Pull every "this" line out of the data below.

Dataset excerpts
◇ ◇ ◇ ◇ ◇ ◇ ◇
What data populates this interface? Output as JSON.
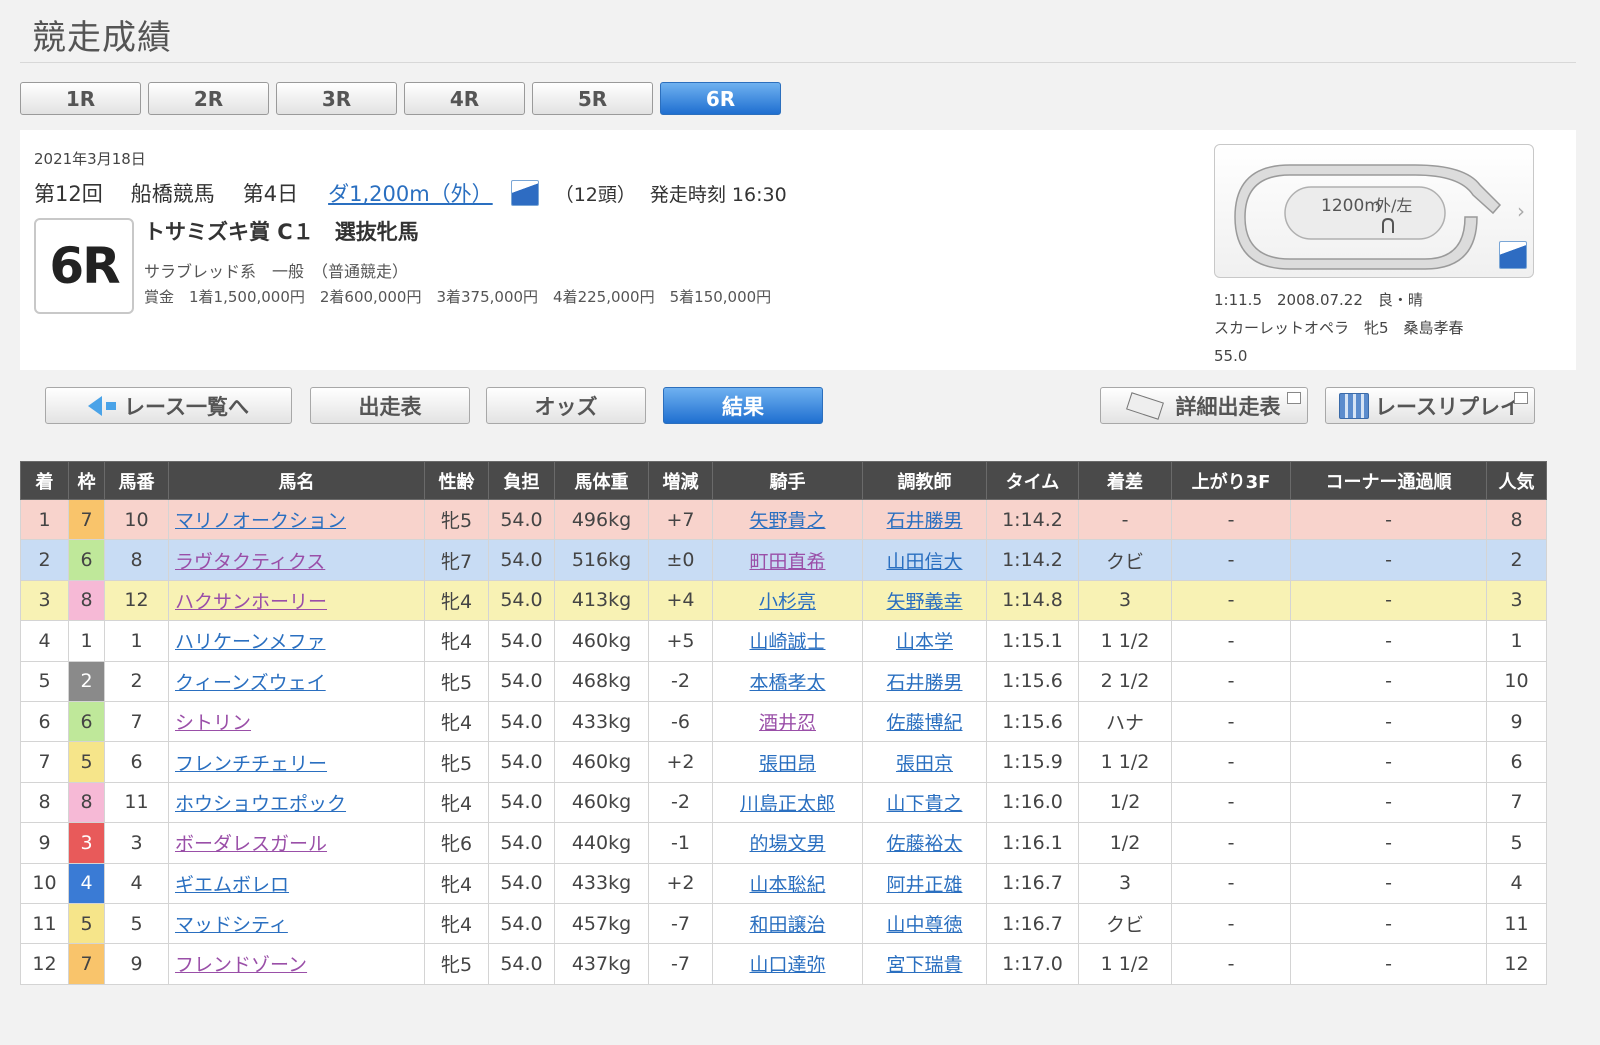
{
  "page": {
    "title": "競走成績"
  },
  "race_tabs": [
    {
      "label": "1R",
      "active": false
    },
    {
      "label": "2R",
      "active": false
    },
    {
      "label": "3R",
      "active": false
    },
    {
      "label": "4R",
      "active": false
    },
    {
      "label": "5R",
      "active": false
    },
    {
      "label": "6R",
      "active": true
    }
  ],
  "race_info": {
    "date": "2021年3月18日",
    "meeting": "第12回",
    "venue": "船橋競馬",
    "day": "第4日",
    "course": "ダ1,200m（外）",
    "heads": "（12頭）",
    "post_time": "発走時刻 16:30",
    "race_number": "6R",
    "race_name": "トサミズキ賞 C１　選抜牝馬",
    "conditions": "サラブレッド系　一般　（普通競走）",
    "prize": "賞金　1着1,500,000円　2着600,000円　3着375,000円　4着225,000円　5着150,000円"
  },
  "course_map": {
    "distance_label": "1200m",
    "direction_label": "外/左",
    "accent_color": "#2e6cc2"
  },
  "record": {
    "line1": "1:11.5　2008.07.22　良・晴",
    "line2": "スカーレットオペラ　牝5　桑島孝春",
    "line3": "55.0"
  },
  "nav": {
    "back": "レース一覧へ",
    "entries": "出走表",
    "odds": "オッズ",
    "results": "結果",
    "detail_entries": "詳細出走表",
    "replay": "レースリプレイ"
  },
  "table": {
    "headers": [
      "着",
      "枠",
      "馬番",
      "馬名",
      "性齢",
      "負担",
      "馬体重",
      "増減",
      "騎手",
      "調教師",
      "タイム",
      "着差",
      "上がり3F",
      "コーナー通過順",
      "人気"
    ],
    "frame_colors": {
      "1": {
        "bg": "#ffffff",
        "fg": "#444444"
      },
      "2": {
        "bg": "#8a8a8a",
        "fg": "#ffffff"
      },
      "3": {
        "bg": "#e85a5a",
        "fg": "#ffffff"
      },
      "4": {
        "bg": "#3a7bd5",
        "fg": "#ffffff"
      },
      "5": {
        "bg": "#f6e58a",
        "fg": "#444444"
      },
      "6": {
        "bg": "#bfe89a",
        "fg": "#444444"
      },
      "7": {
        "bg": "#f9c46b",
        "fg": "#444444"
      },
      "8": {
        "bg": "#f6b9d6",
        "fg": "#444444"
      }
    },
    "rows": [
      {
        "rank": "1",
        "frame": "7",
        "num": "10",
        "horse": "マリノオークション",
        "sexage": "牝5",
        "weight_carried": "54.0",
        "body_weight": "496kg",
        "change": "+7",
        "jockey": "矢野貴之",
        "trainer": "石井勝男",
        "time": "1:14.2",
        "margin": "-",
        "last3f": "-",
        "corners": "-",
        "pop": "8",
        "horse_visited": false,
        "jockey_visited": false
      },
      {
        "rank": "2",
        "frame": "6",
        "num": "8",
        "horse": "ラヴタクティクス",
        "sexage": "牝7",
        "weight_carried": "54.0",
        "body_weight": "516kg",
        "change": "±0",
        "jockey": "町田直希",
        "trainer": "山田信大",
        "time": "1:14.2",
        "margin": "クビ",
        "last3f": "-",
        "corners": "-",
        "pop": "2",
        "horse_visited": true,
        "jockey_visited": true
      },
      {
        "rank": "3",
        "frame": "8",
        "num": "12",
        "horse": "ハクサンホーリー",
        "sexage": "牝4",
        "weight_carried": "54.0",
        "body_weight": "413kg",
        "change": "+4",
        "jockey": "小杉亮",
        "trainer": "矢野義幸",
        "time": "1:14.8",
        "margin": "3",
        "last3f": "-",
        "corners": "-",
        "pop": "3",
        "horse_visited": true,
        "jockey_visited": false
      },
      {
        "rank": "4",
        "frame": "1",
        "num": "1",
        "horse": "ハリケーンメファ",
        "sexage": "牝4",
        "weight_carried": "54.0",
        "body_weight": "460kg",
        "change": "+5",
        "jockey": "山崎誠士",
        "trainer": "山本学",
        "time": "1:15.1",
        "margin": "1 1/2",
        "last3f": "-",
        "corners": "-",
        "pop": "1",
        "horse_visited": false,
        "jockey_visited": false
      },
      {
        "rank": "5",
        "frame": "2",
        "num": "2",
        "horse": "クィーンズウェイ",
        "sexage": "牝5",
        "weight_carried": "54.0",
        "body_weight": "468kg",
        "change": "-2",
        "jockey": "本橋孝太",
        "trainer": "石井勝男",
        "time": "1:15.6",
        "margin": "2 1/2",
        "last3f": "-",
        "corners": "-",
        "pop": "10",
        "horse_visited": false,
        "jockey_visited": false
      },
      {
        "rank": "6",
        "frame": "6",
        "num": "7",
        "horse": "シトリン",
        "sexage": "牝4",
        "weight_carried": "54.0",
        "body_weight": "433kg",
        "change": "-6",
        "jockey": "酒井忍",
        "trainer": "佐藤博紀",
        "time": "1:15.6",
        "margin": "ハナ",
        "last3f": "-",
        "corners": "-",
        "pop": "9",
        "horse_visited": true,
        "jockey_visited": true
      },
      {
        "rank": "7",
        "frame": "5",
        "num": "6",
        "horse": "フレンチチェリー",
        "sexage": "牝5",
        "weight_carried": "54.0",
        "body_weight": "460kg",
        "change": "+2",
        "jockey": "張田昂",
        "trainer": "張田京",
        "time": "1:15.9",
        "margin": "1 1/2",
        "last3f": "-",
        "corners": "-",
        "pop": "6",
        "horse_visited": false,
        "jockey_visited": false
      },
      {
        "rank": "8",
        "frame": "8",
        "num": "11",
        "horse": "ホウショウエポック",
        "sexage": "牝4",
        "weight_carried": "54.0",
        "body_weight": "460kg",
        "change": "-2",
        "jockey": "川島正太郎",
        "trainer": "山下貴之",
        "time": "1:16.0",
        "margin": "1/2",
        "last3f": "-",
        "corners": "-",
        "pop": "7",
        "horse_visited": false,
        "jockey_visited": false
      },
      {
        "rank": "9",
        "frame": "3",
        "num": "3",
        "horse": "ボーダレスガール",
        "sexage": "牝6",
        "weight_carried": "54.0",
        "body_weight": "440kg",
        "change": "-1",
        "jockey": "的場文男",
        "trainer": "佐藤裕太",
        "time": "1:16.1",
        "margin": "1/2",
        "last3f": "-",
        "corners": "-",
        "pop": "5",
        "horse_visited": true,
        "jockey_visited": false
      },
      {
        "rank": "10",
        "frame": "4",
        "num": "4",
        "horse": "ギエムボレロ",
        "sexage": "牝4",
        "weight_carried": "54.0",
        "body_weight": "433kg",
        "change": "+2",
        "jockey": "山本聡紀",
        "trainer": "阿井正雄",
        "time": "1:16.7",
        "margin": "3",
        "last3f": "-",
        "corners": "-",
        "pop": "4",
        "horse_visited": false,
        "jockey_visited": false
      },
      {
        "rank": "11",
        "frame": "5",
        "num": "5",
        "horse": "マッドシティ",
        "sexage": "牝4",
        "weight_carried": "54.0",
        "body_weight": "457kg",
        "change": "-7",
        "jockey": "和田譲治",
        "trainer": "山中尊徳",
        "time": "1:16.7",
        "margin": "クビ",
        "last3f": "-",
        "corners": "-",
        "pop": "11",
        "horse_visited": false,
        "jockey_visited": false
      },
      {
        "rank": "12",
        "frame": "7",
        "num": "9",
        "horse": "フレンドゾーン",
        "sexage": "牝5",
        "weight_carried": "54.0",
        "body_weight": "437kg",
        "change": "-7",
        "jockey": "山口達弥",
        "trainer": "宮下瑞貴",
        "time": "1:17.0",
        "margin": "1 1/2",
        "last3f": "-",
        "corners": "-",
        "pop": "12",
        "horse_visited": true,
        "jockey_visited": false
      }
    ]
  }
}
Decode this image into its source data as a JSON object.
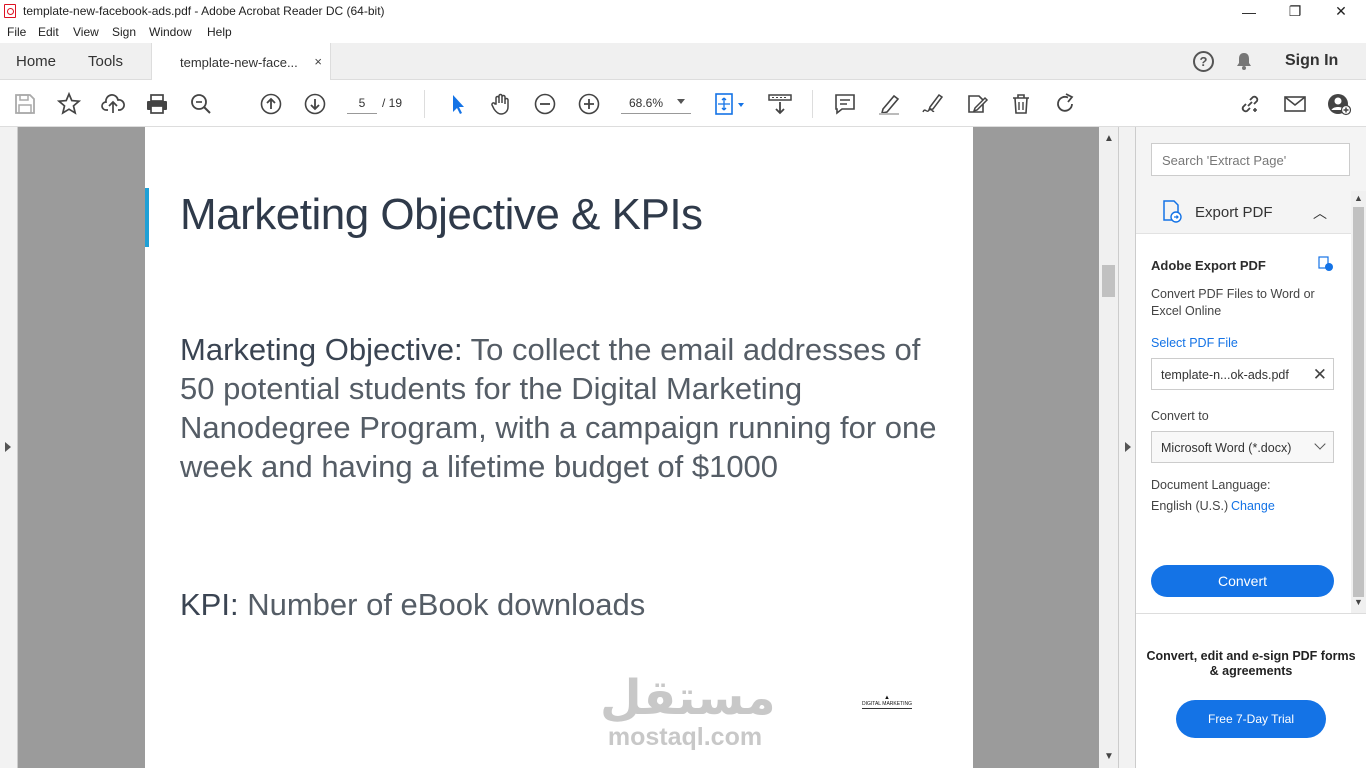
{
  "window": {
    "title": "template-new-facebook-ads.pdf - Adobe Acrobat Reader DC (64-bit)",
    "controls": {
      "minimize": "—",
      "restore": "❐",
      "close": "✕"
    }
  },
  "menu": [
    "File",
    "Edit",
    "View",
    "Sign",
    "Window",
    "Help"
  ],
  "tabs": {
    "home": "Home",
    "tools": "Tools",
    "document": "template-new-face...",
    "document_close": "×",
    "sign_in": "Sign In",
    "help": "?"
  },
  "toolbar": {
    "current_page": "5",
    "total_pages": "/ 19",
    "zoom": "68.6%"
  },
  "page": {
    "title": "Marketing Objective & KPIs",
    "objective_label": "Marketing Objective:",
    "objective_text": " To collect the email addresses of 50 potential students for the Digital Marketing Nanodegree Program, with a campaign running for one week and having a lifetime budget of $1000",
    "kpi_label": "KPI:",
    "kpi_text": " Number of eBook downloads",
    "logo_text": "DIGITAL MARKETING"
  },
  "watermark": {
    "arabic": "مستقل",
    "latin": "mostaql.com"
  },
  "right_pane": {
    "search_placeholder": "Search 'Extract Page'",
    "export_title": "Export PDF",
    "adobe_export_heading": "Adobe Export PDF",
    "description": "Convert PDF Files to Word or Excel Online",
    "select_file_label": "Select PDF File",
    "selected_file": "template-n...ok-ads.pdf",
    "convert_to_label": "Convert to",
    "format": "Microsoft Word (*.docx)",
    "doc_language_label": "Document Language:",
    "doc_language": "English (U.S.)",
    "change_link": "Change",
    "convert_button": "Convert",
    "promo_text": "Convert, edit and e-sign PDF forms & agreements",
    "trial_button": "Free 7-Day Trial"
  },
  "colors": {
    "accent_blue": "#1473e6",
    "slide_accent": "#1fa0d6",
    "doc_bg": "#9b9b9b"
  }
}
◇ ◇ ◇ ◇ ◇ ◇ ◇
• [Output of the task]:
What data populates this interface? Output as JSON.
Decode this image into its source data as a JSON object.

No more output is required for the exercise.